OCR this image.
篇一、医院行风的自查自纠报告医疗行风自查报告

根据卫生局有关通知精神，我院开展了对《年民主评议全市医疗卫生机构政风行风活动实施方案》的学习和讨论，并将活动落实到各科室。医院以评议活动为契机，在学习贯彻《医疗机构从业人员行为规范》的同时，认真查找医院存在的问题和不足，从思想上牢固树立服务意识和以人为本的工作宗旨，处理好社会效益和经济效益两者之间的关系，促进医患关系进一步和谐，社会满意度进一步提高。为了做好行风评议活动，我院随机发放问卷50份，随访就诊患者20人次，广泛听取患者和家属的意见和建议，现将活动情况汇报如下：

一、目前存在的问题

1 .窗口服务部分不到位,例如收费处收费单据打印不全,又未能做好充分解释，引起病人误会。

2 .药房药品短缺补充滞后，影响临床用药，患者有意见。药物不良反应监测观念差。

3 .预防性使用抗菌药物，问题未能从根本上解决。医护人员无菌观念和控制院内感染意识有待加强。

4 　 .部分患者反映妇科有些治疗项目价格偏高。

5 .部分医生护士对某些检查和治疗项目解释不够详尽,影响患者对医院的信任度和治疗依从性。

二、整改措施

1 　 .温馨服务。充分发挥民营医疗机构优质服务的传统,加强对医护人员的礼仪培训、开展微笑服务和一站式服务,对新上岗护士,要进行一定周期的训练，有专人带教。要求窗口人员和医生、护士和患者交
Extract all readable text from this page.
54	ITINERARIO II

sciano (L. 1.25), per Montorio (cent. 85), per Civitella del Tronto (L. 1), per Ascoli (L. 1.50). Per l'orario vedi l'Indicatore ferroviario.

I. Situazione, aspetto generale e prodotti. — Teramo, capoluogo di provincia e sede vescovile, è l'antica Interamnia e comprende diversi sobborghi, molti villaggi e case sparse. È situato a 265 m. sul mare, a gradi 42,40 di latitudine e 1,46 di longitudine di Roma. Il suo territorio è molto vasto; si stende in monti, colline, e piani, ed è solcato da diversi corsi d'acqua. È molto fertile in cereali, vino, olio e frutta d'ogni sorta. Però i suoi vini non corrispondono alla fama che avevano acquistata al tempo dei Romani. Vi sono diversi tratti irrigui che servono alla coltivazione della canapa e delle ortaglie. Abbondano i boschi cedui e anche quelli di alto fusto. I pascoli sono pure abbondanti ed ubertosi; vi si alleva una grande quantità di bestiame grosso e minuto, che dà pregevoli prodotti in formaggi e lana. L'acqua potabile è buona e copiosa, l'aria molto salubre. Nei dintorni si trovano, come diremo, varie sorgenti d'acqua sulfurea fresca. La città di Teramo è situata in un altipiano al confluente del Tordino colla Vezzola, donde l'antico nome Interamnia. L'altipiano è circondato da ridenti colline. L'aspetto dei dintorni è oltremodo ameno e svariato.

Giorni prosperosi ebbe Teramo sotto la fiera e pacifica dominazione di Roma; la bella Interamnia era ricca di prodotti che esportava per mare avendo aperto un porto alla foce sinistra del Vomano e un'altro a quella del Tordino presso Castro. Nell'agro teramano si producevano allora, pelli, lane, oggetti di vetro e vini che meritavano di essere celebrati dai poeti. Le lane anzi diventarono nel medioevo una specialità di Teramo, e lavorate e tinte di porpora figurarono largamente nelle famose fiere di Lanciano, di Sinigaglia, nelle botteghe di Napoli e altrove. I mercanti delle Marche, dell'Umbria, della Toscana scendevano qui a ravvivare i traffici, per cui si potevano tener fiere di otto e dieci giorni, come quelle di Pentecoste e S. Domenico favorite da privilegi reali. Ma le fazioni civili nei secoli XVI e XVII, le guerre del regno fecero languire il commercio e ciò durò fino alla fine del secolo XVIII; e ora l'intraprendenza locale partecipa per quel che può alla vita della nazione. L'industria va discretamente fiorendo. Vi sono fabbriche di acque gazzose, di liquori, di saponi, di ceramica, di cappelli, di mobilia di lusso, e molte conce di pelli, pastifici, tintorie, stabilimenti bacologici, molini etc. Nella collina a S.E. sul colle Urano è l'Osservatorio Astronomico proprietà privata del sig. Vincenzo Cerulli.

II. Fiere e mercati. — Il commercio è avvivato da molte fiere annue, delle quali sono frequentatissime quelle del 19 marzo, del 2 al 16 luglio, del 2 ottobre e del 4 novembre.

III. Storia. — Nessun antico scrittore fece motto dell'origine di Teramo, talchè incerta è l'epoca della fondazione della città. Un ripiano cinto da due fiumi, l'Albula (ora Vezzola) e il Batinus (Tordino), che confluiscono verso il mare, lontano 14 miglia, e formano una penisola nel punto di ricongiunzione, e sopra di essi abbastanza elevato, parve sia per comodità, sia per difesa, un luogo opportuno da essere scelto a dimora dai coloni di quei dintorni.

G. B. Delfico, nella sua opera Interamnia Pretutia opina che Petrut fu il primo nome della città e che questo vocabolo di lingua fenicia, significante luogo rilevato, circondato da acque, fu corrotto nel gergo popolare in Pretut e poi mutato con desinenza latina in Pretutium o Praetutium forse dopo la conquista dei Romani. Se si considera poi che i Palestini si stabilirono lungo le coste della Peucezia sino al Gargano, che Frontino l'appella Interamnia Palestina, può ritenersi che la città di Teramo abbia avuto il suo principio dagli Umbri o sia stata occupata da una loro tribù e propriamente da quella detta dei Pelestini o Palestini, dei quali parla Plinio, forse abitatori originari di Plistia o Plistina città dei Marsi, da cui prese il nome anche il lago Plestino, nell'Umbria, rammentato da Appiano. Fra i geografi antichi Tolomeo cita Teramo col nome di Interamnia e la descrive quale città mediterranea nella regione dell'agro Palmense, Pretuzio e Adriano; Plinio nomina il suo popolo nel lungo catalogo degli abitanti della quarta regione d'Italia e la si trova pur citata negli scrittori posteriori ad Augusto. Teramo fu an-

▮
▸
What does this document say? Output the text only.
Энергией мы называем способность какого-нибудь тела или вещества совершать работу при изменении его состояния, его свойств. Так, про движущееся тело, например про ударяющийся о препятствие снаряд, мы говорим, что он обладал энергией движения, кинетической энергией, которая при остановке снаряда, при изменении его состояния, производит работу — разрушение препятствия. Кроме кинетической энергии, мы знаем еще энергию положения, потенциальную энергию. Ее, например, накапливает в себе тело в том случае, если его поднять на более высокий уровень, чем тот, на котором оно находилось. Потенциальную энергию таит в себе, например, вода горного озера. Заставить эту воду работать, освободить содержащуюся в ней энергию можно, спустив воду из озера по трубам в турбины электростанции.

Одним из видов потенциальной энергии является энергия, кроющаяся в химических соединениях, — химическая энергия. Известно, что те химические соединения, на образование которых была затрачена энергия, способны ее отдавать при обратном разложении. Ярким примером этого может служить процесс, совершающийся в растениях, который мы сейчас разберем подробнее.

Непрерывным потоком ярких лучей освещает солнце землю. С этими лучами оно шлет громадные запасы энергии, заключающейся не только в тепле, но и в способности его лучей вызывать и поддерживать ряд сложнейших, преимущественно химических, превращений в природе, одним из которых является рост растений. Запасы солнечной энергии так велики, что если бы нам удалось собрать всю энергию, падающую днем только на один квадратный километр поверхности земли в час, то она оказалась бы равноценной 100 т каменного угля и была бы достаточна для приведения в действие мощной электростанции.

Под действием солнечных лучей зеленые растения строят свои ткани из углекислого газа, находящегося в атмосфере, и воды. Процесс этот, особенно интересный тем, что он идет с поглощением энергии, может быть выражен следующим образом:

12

□ □ □ □ □ □ □

#### [Exercise aim]
Reproduce each line verbatim.

#### [Full solution]
OCR this image.
篇一、医院行风的自查自纠报告医疗行风自查报告

根据卫生局有关通知精神，我院开展了对《年民主评议全市医疗卫生机构政风行风活动实施方案》的学习和讨论，并将活动落实到各科室。医院以评议活动为契机，在学习贯彻《医疗机构从业人员行为规范》的同时，认真查找医院存在的问题和不足，从思想上牢固树立服务意识和以人为本的工作宗旨，处理好社会效益和经济效益两者之间的关系，促进医患关系进一步和谐，社会满意度进一步提高。为了做好行风评议活动，我院随机发放问卷50份，随访就诊患者20人次，广泛听取患者和家属的意见和建议，现将活动情况汇报如下：

一、目前存在的问题

1 .窗口服务部分不到位,例如收费处收费单据打印不全,又未能做好充分解释，引起病人误会。

2 .药房药品短缺补充滞后，影响临床用药，患者有意见。药物不良反应监测观念差。

3 .预防性使用抗菌药物，问题未能从根本上解决。医护人员无菌观念和控制院内感染意识有待加强。

4 　 .部分患者反映妇科有些治疗项目价格偏高。

5 .部分医生护士对某些检查和治疗项目解释不够详尽,影响患者对医院的信任度和治疗依从性。

二、整改措施

1 　 .温馨服务。充分发挥民营医疗机构优质服务的传统,加强对医护人员的礼仪培训、开展微笑服务和一站式服务,对新上岗护士,要进行一定周期的训练，有专人带教。要求窗口人员和医生、护士和患者交
Extract all readable text from this page.
54	ITINERARIO II

sciano (L. 1.25), per Montorio (cent. 85), per Civitella del Tronto (L. 1), per Ascoli (L. 1.50). Per l'orario vedi l'Indicatore ferroviario.

I. Situazione, aspetto generale e prodotti. — Teramo, capoluogo di provincia e sede vescovile, è l'antica Interamnia e comprende diversi sobborghi, molti villaggi e case sparse. È situato a 265 m. sul mare, a gradi 42,40 di latitudine e 1,46 di longitudine di Roma. Il suo territorio è molto vasto; si stende in monti, colline, e piani, ed è solcato da diversi corsi d'acqua. È molto fertile in cereali, vino, olio e frutta d'ogni sorta. Però i suoi vini non corrispondono alla fama che avevano acquistata al tempo dei Romani. Vi sono diversi tratti irrigui che servono alla coltivazione della canapa e delle ortaglie. Abbondano i boschi cedui e anche quelli di alto fusto. I pascoli sono pure abbondanti ed ubertosi; vi si alleva una grande quantità di bestiame grosso e minuto, che dà pregevoli prodotti in formaggi e lana. L'acqua potabile è buona e copiosa, l'aria molto salubre. Nei dintorni si trovano, come diremo, varie sorgenti d'acqua sulfurea fresca. La città di Teramo è situata in un altipiano al confluente del Tordino colla Vezzola, donde l'antico nome Interamnia. L'altipiano è circondato da ridenti colline. L'aspetto dei dintorni è oltremodo ameno e svariato.

Giorni prosperosi ebbe Teramo sotto la fiera e pacifica dominazione di Roma; la bella Interamnia era ricca di prodotti che esportava per mare avendo aperto un porto alla foce sinistra del Vomano e un'altro a quella del Tordino presso Castro. Nell'agro teramano si producevano allora, pelli, lane, oggetti di vetro e vini che meritavano di essere celebrati dai poeti. Le lane anzi diventarono nel medioevo una specialità di Teramo, e lavorate e tinte di porpora figurarono largamente nelle famose fiere di Lanciano, di Sinigaglia, nelle botteghe di Napoli e altrove. I mercanti delle Marche, dell'Umbria, della Toscana scendevano qui a ravvivare i traffici, per cui si potevano tener fiere di otto e dieci giorni, come quelle di Pentecoste e S. Domenico favorite da privilegi reali. Ma le fazioni civili nei secoli XVI e XVII, le guerre del regno fecero languire il commercio e ciò durò fino alla fine del secolo XVIII; e ora l'intraprendenza locale partecipa per quel che può alla vita della nazione. L'industria va discretamente fiorendo. Vi sono fabbriche di acque gazzose, di liquori, di saponi, di ceramica, di cappelli, di mobilia di lusso, e molte conce di pelli, pastifici, tintorie, stabilimenti bacologici, molini etc. Nella collina a S.E. sul colle Urano è l'Osservatorio Astronomico proprietà privata del sig. Vincenzo Cerulli.

II. Fiere e mercati. — Il commercio è avvivato da molte fiere annue, delle quali sono frequentatissime quelle del 19 marzo, del 2 al 16 luglio, del 2 ottobre e del 4 novembre.

III. Storia. — Nessun antico scrittore fece motto dell'origine di Teramo, talchè incerta è l'epoca della fondazione della città. Un ripiano cinto da due fiumi, l'Albula (ora Vezzola) e il Batinus (Tordino), che confluiscono verso il mare, lontano 14 miglia, e formano una penisola nel punto di ricongiunzione, e sopra di essi abbastanza elevato, parve sia per comodità, sia per difesa, un luogo opportuno da essere scelto a dimora dai coloni di quei dintorni.

G. B. Delfico, nella sua opera Interamnia Pretutia opina che Petrut fu il primo nome della città e che questo vocabolo di lingua fenicia, significante luogo rilevato, circondato da acque, fu corrotto nel gergo popolare in Pretut e poi mutato con desinenza latina in Pretutium o Praetutium forse dopo la conquista dei Romani. Se si considera poi che i Palestini si stabilirono lungo le coste della Peucezia sino al Gargano, che Frontino l'appella Interamnia Palestina, può ritenersi che la città di Teramo abbia avuto il suo principio dagli Umbri o sia stata occupata da una loro tribù e propriamente da quella detta dei Pelestini o Palestini, dei quali parla Plinio, forse abitatori originari di Plistia o Plistina città dei Marsi, da cui prese il nome anche il lago Plestino, nell'Umbria, rammentato da Appiano. Fra i geografi antichi Tolomeo cita Teramo col nome di Interamnia e la descrive quale città mediterranea nella regione dell'agro Palmense, Pretuzio e Adriano; Plinio nomina il suo popolo nel lungo catalogo degli abitanti della quarta regione d'Italia e la si trova pur citata negli scrittori posteriori ad Augusto. Teramo fu an-

▮
▸
What does this document say? Output the text only.
Энергией мы называем способность какого-нибудь тела или вещества совершать работу при изменении его состояния, его свойств. Так, про движущееся тело, например про ударяющийся о препятствие снаряд, мы говорим, что он обладал энергией движения, кинетической энергией, которая при остановке снаряда, при изменении его состояния, производит работу — разрушение препятствия. Кроме кинетической энергии, мы знаем еще энергию положения, потенциальную энергию. Ее, например, накапливает в себе тело в том случае, если его поднять на более высокий уровень, чем тот, на котором оно находилось. Потенциальную энергию таит в себе, например, вода горного озера. Заставить эту воду работать, освободить содержащуюся в ней энергию можно, спустив воду из озера по трубам в турбины электростанции.

Одним из видов потенциальной энергии является энергия, кроющаяся в химических соединениях, — химическая энергия. Известно, что те химические соединения, на образование которых была затрачена энергия, способны ее отдавать при обратном разложении. Ярким примером этого может служить процесс, совершающийся в растениях, который мы сейчас разберем подробнее.

Непрерывным потоком ярких лучей освещает солнце землю. С этими лучами оно шлет громадные запасы энергии, заключающейся не только в тепле, но и в способности его лучей вызывать и поддерживать ряд сложнейших, преимущественно химических, превращений в природе, одним из которых является рост растений. Запасы солнечной энергии так велики, что если бы нам удалось собрать всю энергию, падающую днем только на один квадратный километр поверхности земли в час, то она оказалась бы равноценной 100 т каменного угля и была бы достаточна для приведения в действие мощной электростанции.

Под действием солнечных лучей зеленые растения строят свои ткани из углекислого газа, находящегося в атмосфере, и воды. Процесс этот, особенно интересный тем, что он идет с поглощением энергии, может быть выражен следующим образом:

12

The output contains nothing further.